» **Data to process**:
━━━━━━━━━━━━━━━━━━━━━━━━━━━━━━

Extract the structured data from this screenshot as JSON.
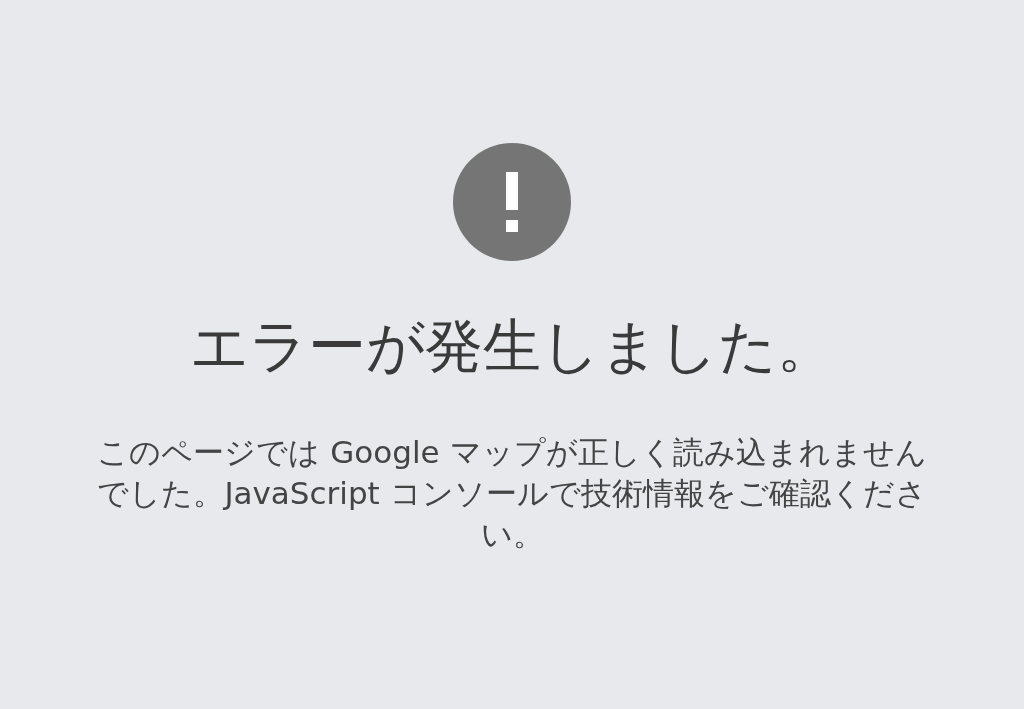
{
  "error": {
    "title": "エラーが発生しました。",
    "message": "このページでは Google マップが正しく読み込まれませんでした。JavaScript コンソールで技術情報をご確認ください。"
  }
}
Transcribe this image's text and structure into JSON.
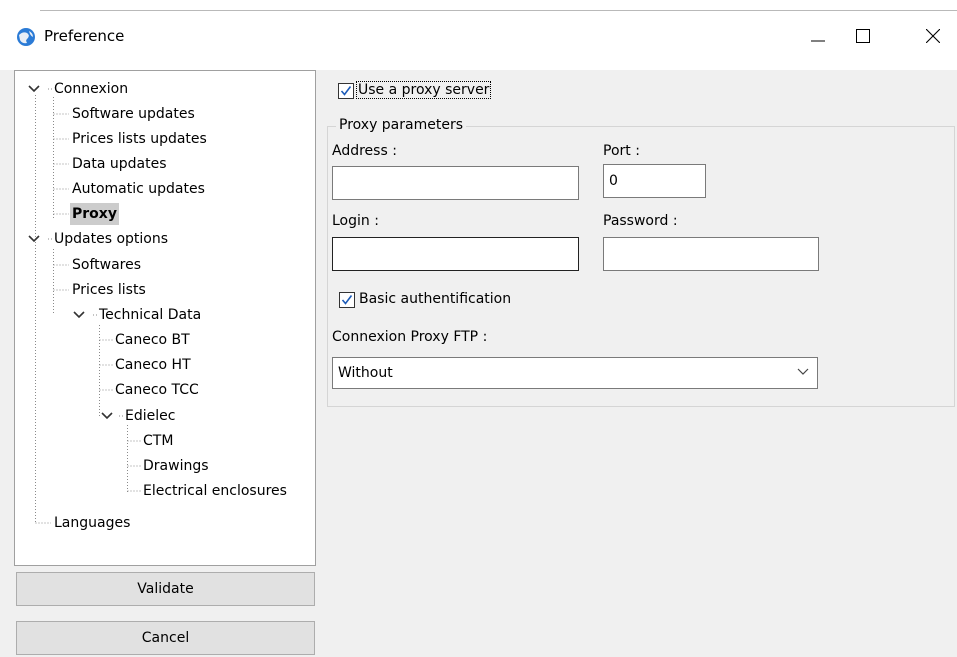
{
  "window": {
    "title": "Preference",
    "icon": "globe-icon",
    "controls": {
      "minimize": "minimize-icon",
      "maximize": "maximize-icon",
      "close": "close-icon"
    }
  },
  "tree": {
    "items": [
      {
        "label": "Connexion",
        "level": 0,
        "expanded": true
      },
      {
        "label": "Software updates",
        "level": 1
      },
      {
        "label": "Prices lists updates",
        "level": 1
      },
      {
        "label": "Data updates",
        "level": 1
      },
      {
        "label": "Automatic updates",
        "level": 1
      },
      {
        "label": "Proxy",
        "level": 1,
        "selected": true
      },
      {
        "label": "Updates options",
        "level": 0,
        "expanded": true
      },
      {
        "label": "Softwares",
        "level": 1
      },
      {
        "label": "Prices lists",
        "level": 1
      },
      {
        "label": "Technical Data",
        "level": 1,
        "expanded": true
      },
      {
        "label": "Caneco BT",
        "level": 2
      },
      {
        "label": "Caneco HT",
        "level": 2
      },
      {
        "label": "Caneco TCC",
        "level": 2
      },
      {
        "label": "Edielec",
        "level": 2,
        "expanded": true
      },
      {
        "label": "CTM",
        "level": 3
      },
      {
        "label": "Drawings",
        "level": 3
      },
      {
        "label": "Electrical enclosures",
        "level": 3
      },
      {
        "label": "Languages",
        "level": 0
      }
    ]
  },
  "buttons": {
    "validate": "Validate",
    "cancel": "Cancel"
  },
  "proxy": {
    "use_proxy_label": "Use a proxy server",
    "use_proxy_checked": true,
    "group_title": "Proxy parameters",
    "address_label": "Address :",
    "address_value": "",
    "port_label": "Port :",
    "port_value": "0",
    "login_label": "Login :",
    "login_value": "",
    "password_label": "Password :",
    "password_value": "",
    "basic_auth_label": "Basic authentification",
    "basic_auth_checked": true,
    "ftp_label": "Connexion Proxy FTP :",
    "ftp_selected": "Without"
  },
  "colors": {
    "checkbox_check": "#1c5bb8",
    "selection": "#cccccc"
  }
}
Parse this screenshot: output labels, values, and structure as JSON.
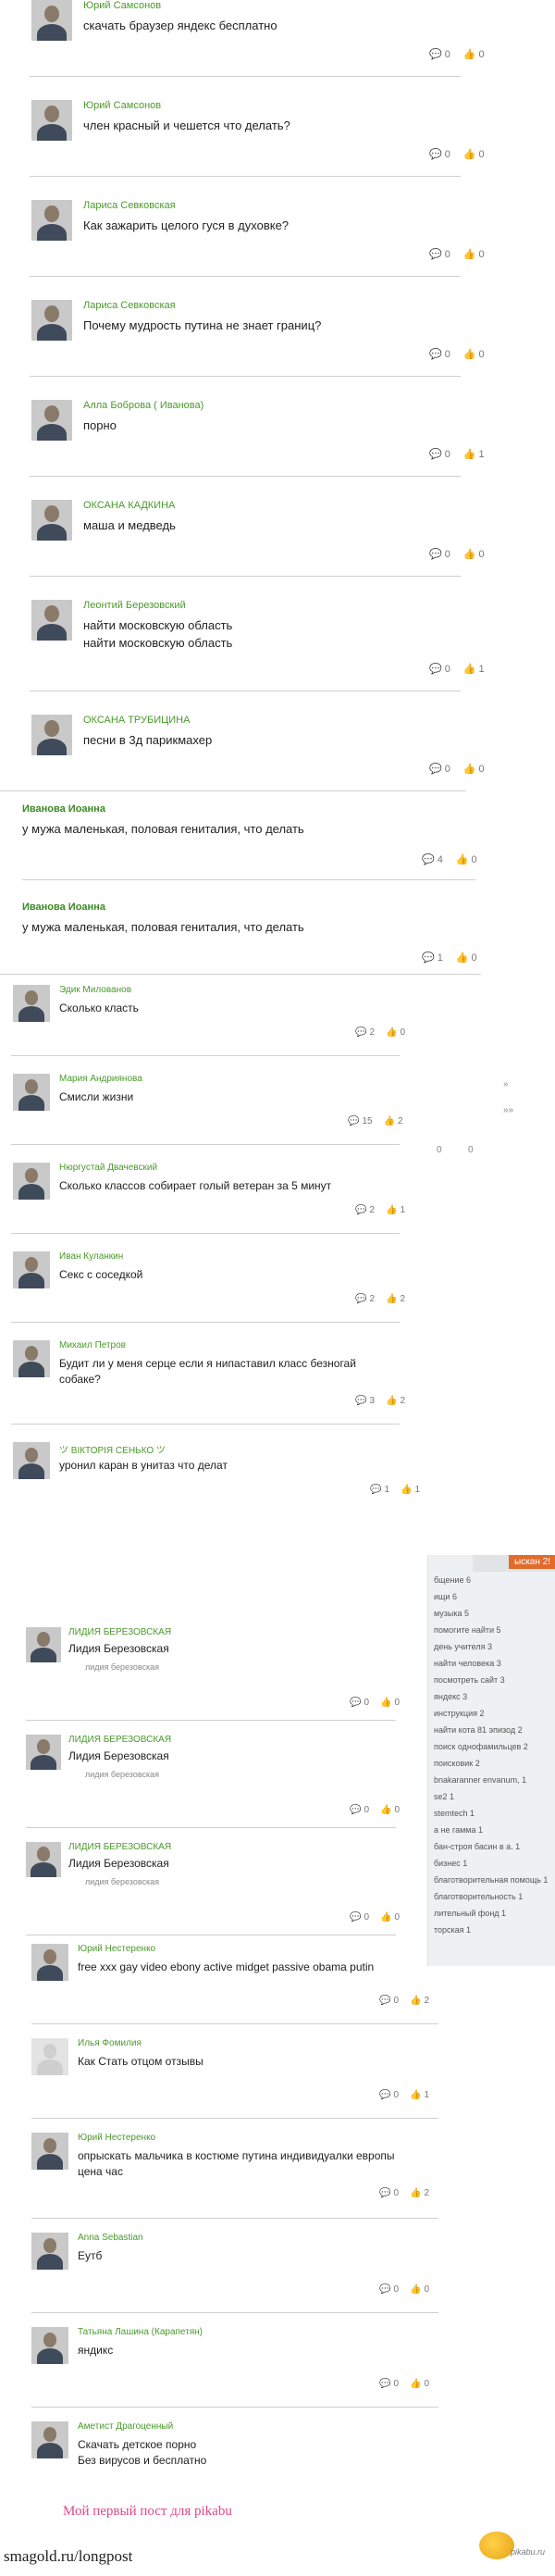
{
  "block1": [
    {
      "name": "Юрий Самсонов",
      "question": "скачать браузер яндекс бесплатно",
      "answers": "0",
      "likes": "0"
    },
    {
      "name": "Юрий Самсонов",
      "question": "член красный и чешется что делать?",
      "answers": "0",
      "likes": "0"
    },
    {
      "name": "Лариса Севковская",
      "question": "Как зажарить целого гуся в духовке?",
      "answers": "0",
      "likes": "0"
    },
    {
      "name": "Лариса Севковская",
      "question": "Почему мудрость путина не знает границ?",
      "answers": "0",
      "likes": "0"
    },
    {
      "name": "Алла Боброва ( Иванова)",
      "question": "порно",
      "answers": "0",
      "likes": "1"
    },
    {
      "name": "ОКСАНА КАДКИНА",
      "question": "маша и медведь",
      "answers": "0",
      "likes": "0"
    },
    {
      "name": "Леонтий Березовский",
      "question": "найти московскую область",
      "question2": "найти московскую область",
      "answers": "0",
      "likes": "1"
    },
    {
      "name": "ОКСАНА ТРУБИЦИНА",
      "question": "песни в 3д парикмахер",
      "answers": "0",
      "likes": "0"
    }
  ],
  "block2": [
    {
      "name": "Иванова Иоанна",
      "question": "у мужа маленькая, половая гениталия, что делать",
      "answers": "4",
      "likes": "0"
    },
    {
      "name": "Иванова Иоанна",
      "question": "у мужа маленькая, половая гениталия, что делать",
      "answers": "1",
      "likes": "0"
    }
  ],
  "block3": [
    {
      "name": "Эдик Милованов",
      "question": "Сколько класть",
      "answers": "2",
      "likes": "0"
    },
    {
      "name": "Мария Андриянова",
      "question": "Смисли жизни",
      "answers": "15",
      "likes": "2"
    },
    {
      "name": "Нюргустай Двачевский",
      "question": "Сколько классов собирает голый ветеран за 5 минут",
      "answers": "2",
      "likes": "1"
    },
    {
      "name": "Иван Куланкин",
      "question": "Секс с соседкой",
      "answers": "2",
      "likes": "2"
    },
    {
      "name": "Михаил Петров",
      "question": "Будит ли у меня серце если я нипаставил класс безногай",
      "question2": "собаке?",
      "answers": "3",
      "likes": "2"
    },
    {
      "name": "ツ ВIКТОРIЯ СЕНЬКО ツ",
      "question": "уронил каран в унитаз что делат",
      "answers": "1",
      "likes": "1"
    }
  ],
  "block4": [
    {
      "name": "ЛИДИЯ БЕРЕЗОВСКАЯ",
      "question": "Лидия Березовская",
      "sub": "лидия березовская",
      "answers": "0",
      "likes": "0"
    },
    {
      "name": "ЛИДИЯ БЕРЕЗОВСКАЯ",
      "question": "Лидия Березовская",
      "sub": "лидия березовская",
      "answers": "0",
      "likes": "0"
    },
    {
      "name": "ЛИДИЯ БЕРЕЗОВСКАЯ",
      "question": "Лидия Березовская",
      "sub": "лидия березовская",
      "answers": "0",
      "likes": "0"
    }
  ],
  "block5": [
    {
      "name": "Юрий Нестеренко",
      "question": "free xxx gay video ebony active midget passive obama putin",
      "answers": "0",
      "likes": "2"
    },
    {
      "name": "Илья Фомилия",
      "question": "Как Стать отцом отзывы",
      "answers": "0",
      "likes": "1"
    },
    {
      "name": "Юрий Нестеренко",
      "question": "опрыскать мальчика в костюме путина индивидуалки европы",
      "question2": "цена час",
      "answers": "0",
      "likes": "2"
    },
    {
      "name": "Anna Sebastian",
      "question": "Еутб",
      "answers": "0",
      "likes": "0"
    },
    {
      "name": "Татьяна Лашина (Карапетян)",
      "question": "яндикс",
      "answers": "0",
      "likes": "0"
    },
    {
      "name": "Аметист Драгоценный",
      "question": "Скачать детское порно",
      "question2": "Без вирусов и бесплатно"
    }
  ],
  "side_panel": {
    "tag": "ыскан 2!",
    "items": [
      "бщение 6",
      "ищи 6",
      "музыка 5",
      "помогите найти 5",
      "день учителя 3",
      "найти человека 3",
      "посмотреть сайт 3",
      "яндекс 3",
      "инструкция 2",
      "найти кота 81 эпизод 2",
      "поиск однофамильцев 2",
      "поисковик 2",
      "bnakaranner envanum, 1",
      "se2 1",
      "stemtech 1",
      "а не гамма 1",
      "бан-строя басин в а. 1",
      "бизнес 1",
      "благотворительная помощь 1",
      "благотворительность 1",
      "лительный фонд 1",
      "торская 1"
    ]
  },
  "fragments": {
    "f1": "»",
    "f2": "»»",
    "f3": "0",
    "f4": "0"
  },
  "footer": {
    "pikabu_link": "Мой первый пост для pikabu",
    "watermark": "smagold.ru/longpost",
    "logo_text": "pikabu.ru"
  }
}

━━━━━━━━━━━━━━━━━━━━━━━━━━━━━━

» **Instructions for the task**: In your copy, repeat each record exactly and include no pictures.

» **Response below**:
Extract the structured data from this screenshot as JSON.
{
  "error": {
    "title": "エラーが発生しました。",
    "message": "このページでは Google マップが正しく読み込まれませんでした。JavaScript コンソールで技術情報をご確認ください。"
  }
}
Transcribe this image's text and structure into JSON.
{
  "window": {
    "title": "Preference",
    "icon": "globe-icon",
    "controls": {
      "minimize": "minimize-icon",
      "maximize": "maximize-icon",
      "close": "close-icon"
    }
  },
  "tree": {
    "items": [
      {
        "label": "Connexion",
        "level": 0,
        "expanded": true
      },
      {
        "label": "Software updates",
        "level": 1
      },
      {
        "label": "Prices lists updates",
        "level": 1
      },
      {
        "label": "Data updates",
        "level": 1
      },
      {
        "label": "Automatic updates",
        "level": 1
      },
      {
        "label": "Proxy",
        "level": 1,
        "selected": true
      },
      {
        "label": "Updates options",
        "level": 0,
        "expanded": true
      },
      {
        "label": "Softwares",
        "level": 1
      },
      {
        "label": "Prices lists",
        "level": 1
      },
      {
        "label": "Technical Data",
        "level": 1,
        "expanded": true
      },
      {
        "label": "Caneco BT",
        "level": 2
      },
      {
        "label": "Caneco HT",
        "level": 2
      },
      {
        "label": "Caneco TCC",
        "level": 2
      },
      {
        "label": "Edielec",
        "level": 2,
        "expanded": true
      },
      {
        "label": "CTM",
        "level": 3
      },
      {
        "label": "Drawings",
        "level": 3
      },
      {
        "label": "Electrical enclosures",
        "level": 3
      },
      {
        "label": "Languages",
        "level": 0
      }
    ]
  },
  "buttons": {
    "validate": "Validate",
    "cancel": "Cancel"
  },
  "proxy": {
    "use_proxy_label": "Use a proxy server",
    "use_proxy_checked": true,
    "group_title": "Proxy parameters",
    "address_label": "Address :",
    "address_value": "",
    "port_label": "Port :",
    "port_value": "0",
    "login_label": "Login :",
    "login_value": "",
    "password_label": "Password :",
    "password_value": "",
    "basic_auth_label": "Basic authentification",
    "basic_auth_checked": true,
    "ftp_label": "Connexion Proxy FTP :",
    "ftp_selected": "Without"
  },
  "colors": {
    "checkbox_check": "#1c5bb8",
    "selection": "#cccccc"
  }
}
Parse this screenshot: output labels, values, and structure as JSON.
{
  "block1": [
    {
      "name": "Юрий Самсонов",
      "question": "скачать браузер яндекс бесплатно",
      "answers": "0",
      "likes": "0"
    },
    {
      "name": "Юрий Самсонов",
      "question": "член красный и чешется что делать?",
      "answers": "0",
      "likes": "0"
    },
    {
      "name": "Лариса Севковская",
      "question": "Как зажарить целого гуся в духовке?",
      "answers": "0",
      "likes": "0"
    },
    {
      "name": "Лариса Севковская",
      "question": "Почему мудрость путина не знает границ?",
      "answers": "0",
      "likes": "0"
    },
    {
      "name": "Алла Боброва ( Иванова)",
      "question": "порно",
      "answers": "0",
      "likes": "1"
    },
    {
      "name": "ОКСАНА КАДКИНА",
      "question": "маша и медведь",
      "answers": "0",
      "likes": "0"
    },
    {
      "name": "Леонтий Березовский",
      "question": "найти московскую область",
      "question2": "найти московскую область",
      "answers": "0",
      "likes": "1"
    },
    {
      "name": "ОКСАНА ТРУБИЦИНА",
      "question": "песни в 3д парикмахер",
      "answers": "0",
      "likes": "0"
    }
  ],
  "block2": [
    {
      "name": "Иванова Иоанна",
      "question": "у мужа маленькая, половая гениталия, что делать",
      "answers": "4",
      "likes": "0"
    },
    {
      "name": "Иванова Иоанна",
      "question": "у мужа маленькая, половая гениталия, что делать",
      "answers": "1",
      "likes": "0"
    }
  ],
  "block3": [
    {
      "name": "Эдик Милованов",
      "question": "Сколько класть",
      "answers": "2",
      "likes": "0"
    },
    {
      "name": "Мария Андриянова",
      "question": "Смисли жизни",
      "answers": "15",
      "likes": "2"
    },
    {
      "name": "Нюргустай Двачевский",
      "question": "Сколько классов собирает голый ветеран за 5 минут",
      "answers": "2",
      "likes": "1"
    },
    {
      "name": "Иван Куланкин",
      "question": "Секс с соседкой",
      "answers": "2",
      "likes": "2"
    },
    {
      "name": "Михаил Петров",
      "question": "Будит ли у меня серце если я нипаставил класс безногай",
      "question2": "собаке?",
      "answers": "3",
      "likes": "2"
    },
    {
      "name": "ツ ВIКТОРIЯ СЕНЬКО ツ",
      "question": "уронил каран в унитаз что делат",
      "answers": "1",
      "likes": "1"
    }
  ],
  "block4": [
    {
      "name": "ЛИДИЯ БЕРЕЗОВСКАЯ",
      "question": "Лидия Березовская",
      "sub": "лидия березовская",
      "answers": "0",
      "likes": "0"
    },
    {
      "name": "ЛИДИЯ БЕРЕЗОВСКАЯ",
      "question": "Лидия Березовская",
      "sub": "лидия березовская",
      "answers": "0",
      "likes": "0"
    },
    {
      "name": "ЛИДИЯ БЕРЕЗОВСКАЯ",
      "question": "Лидия Березовская",
      "sub": "лидия березовская",
      "answers": "0",
      "likes": "0"
    }
  ],
  "block5": [
    {
      "name": "Юрий Нестеренко",
      "question": "free xxx gay video ebony active midget passive obama putin",
      "answers": "0",
      "likes": "2"
    },
    {
      "name": "Илья Фомилия",
      "question": "Как Стать отцом отзывы",
      "answers": "0",
      "likes": "1"
    },
    {
      "name": "Юрий Нестеренко",
      "question": "опрыскать мальчика в костюме путина индивидуалки европы",
      "question2": "цена час",
      "answers": "0",
      "likes": "2"
    },
    {
      "name": "Anna Sebastian",
      "question": "Еутб",
      "answers": "0",
      "likes": "0"
    },
    {
      "name": "Татьяна Лашина (Карапетян)",
      "question": "яндикс",
      "answers": "0",
      "likes": "0"
    },
    {
      "name": "Аметист Драгоценный",
      "question": "Скачать детское порно",
      "question2": "Без вирусов и бесплатно"
    }
  ],
  "side_panel": {
    "tag": "ыскан 2!",
    "items": [
      "бщение 6",
      "ищи 6",
      "музыка 5",
      "помогите найти 5",
      "день учителя 3",
      "найти человека 3",
      "посмотреть сайт 3",
      "яндекс 3",
      "инструкция 2",
      "найти кота 81 эпизод 2",
      "поиск однофамильцев 2",
      "поисковик 2",
      "bnakaranner envanum, 1",
      "se2 1",
      "stemtech 1",
      "а не гамма 1",
      "бан-строя басин в а. 1",
      "бизнес 1",
      "благотворительная помощь 1",
      "благотворительность 1",
      "лительный фонд 1",
      "торская 1"
    ]
  },
  "fragments": {
    "f1": "»",
    "f2": "»»",
    "f3": "0",
    "f4": "0"
  },
  "footer": {
    "pikabu_link": "Мой первый пост для pikabu",
    "watermark": "smagold.ru/longpost",
    "logo_text": "pikabu.ru"
  }
}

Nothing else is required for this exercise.